Re: how to write get_block?

Andrea Arcangeli (andrea@suse.de)
Fri, 8 Oct 1999 19:49:27 +0200 (CEST)


On Fri, 8 Oct 1999, Alexander Viro wrote:

>That's it. write() does lock the page before writing to it/allocating new
>blocks/etc. _That_ protection should be enough to avoid several callers of
>write() messing with each other.

Except the fact that two writers writing 100byte each one will produce a
100byte long file and not a 200byte long file as the user expected. And
btw NFS needs to be atomic at the write() level, line 415 of rfc1094:

file after the write has completed. The write operation is atomic.
Data from this "WRITE" will not be mixed with data from another
client's "WRITE".

What I would like is to have a three level semaphore with three kind of
locks:

1) read
2) write-serialized (allow-readers)
3) truncate

Lots of readers can enter at the same time of write-serialized. But only
one write-serialized event can enter the critical section at once.

--- EXCERPTED DATA ---

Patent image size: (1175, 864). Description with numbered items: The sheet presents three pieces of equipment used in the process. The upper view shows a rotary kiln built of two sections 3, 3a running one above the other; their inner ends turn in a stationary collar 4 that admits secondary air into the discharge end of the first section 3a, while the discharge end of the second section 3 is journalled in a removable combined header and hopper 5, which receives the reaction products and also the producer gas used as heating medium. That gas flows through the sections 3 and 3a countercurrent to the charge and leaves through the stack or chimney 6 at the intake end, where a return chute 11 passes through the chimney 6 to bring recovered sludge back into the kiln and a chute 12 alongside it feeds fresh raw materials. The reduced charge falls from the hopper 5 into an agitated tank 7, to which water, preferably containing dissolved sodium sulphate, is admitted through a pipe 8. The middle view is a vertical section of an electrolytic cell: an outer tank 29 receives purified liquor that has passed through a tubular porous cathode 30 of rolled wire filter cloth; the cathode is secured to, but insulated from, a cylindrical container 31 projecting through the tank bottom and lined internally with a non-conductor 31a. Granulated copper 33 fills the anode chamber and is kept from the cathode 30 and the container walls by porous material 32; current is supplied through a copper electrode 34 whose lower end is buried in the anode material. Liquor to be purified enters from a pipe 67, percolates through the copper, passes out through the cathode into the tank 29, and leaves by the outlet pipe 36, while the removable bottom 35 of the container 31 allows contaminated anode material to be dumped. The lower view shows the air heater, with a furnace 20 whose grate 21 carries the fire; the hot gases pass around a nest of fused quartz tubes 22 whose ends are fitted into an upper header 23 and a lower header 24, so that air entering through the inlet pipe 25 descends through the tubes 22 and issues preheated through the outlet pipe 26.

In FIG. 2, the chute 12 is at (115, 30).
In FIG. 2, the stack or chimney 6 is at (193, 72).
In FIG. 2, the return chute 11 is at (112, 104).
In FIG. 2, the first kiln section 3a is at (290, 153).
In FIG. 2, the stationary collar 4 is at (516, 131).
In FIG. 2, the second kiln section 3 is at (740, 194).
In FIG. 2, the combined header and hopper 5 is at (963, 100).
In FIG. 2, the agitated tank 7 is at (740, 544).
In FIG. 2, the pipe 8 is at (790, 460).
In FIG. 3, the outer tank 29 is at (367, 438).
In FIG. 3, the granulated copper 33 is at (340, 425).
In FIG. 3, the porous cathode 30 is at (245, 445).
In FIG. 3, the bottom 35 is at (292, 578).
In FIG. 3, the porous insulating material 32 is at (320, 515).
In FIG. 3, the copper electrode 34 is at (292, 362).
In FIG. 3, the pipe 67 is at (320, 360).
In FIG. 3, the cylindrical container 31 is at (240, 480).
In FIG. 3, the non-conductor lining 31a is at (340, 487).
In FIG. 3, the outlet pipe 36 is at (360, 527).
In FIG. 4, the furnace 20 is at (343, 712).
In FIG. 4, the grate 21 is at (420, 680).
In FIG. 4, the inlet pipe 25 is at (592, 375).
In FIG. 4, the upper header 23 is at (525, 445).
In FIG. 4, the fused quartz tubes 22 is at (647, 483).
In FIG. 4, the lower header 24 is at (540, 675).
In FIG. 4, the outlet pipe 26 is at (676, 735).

--- DIRECTIVE ---
Set down the passage of the mailing list post starting with "Except the fact" and going on through "2) write-serialized (allow-readers)", word for word.

--- TASK RESULT ---
Except the fact that two writers writing 100byte each one will produce a
100byte long file and not a 200byte long file as the user expected. And
btw NFS needs to be atomic at the write() level, line 415 of rfc1094:

file after the write has completed. The write operation is atomic.
Data from this "WRITE" will not be mixed with data from another
client's "WRITE".

What I would like is to have a three level semaphore with three kind of
locks:

1) read
2) write-serialized (allow-readers)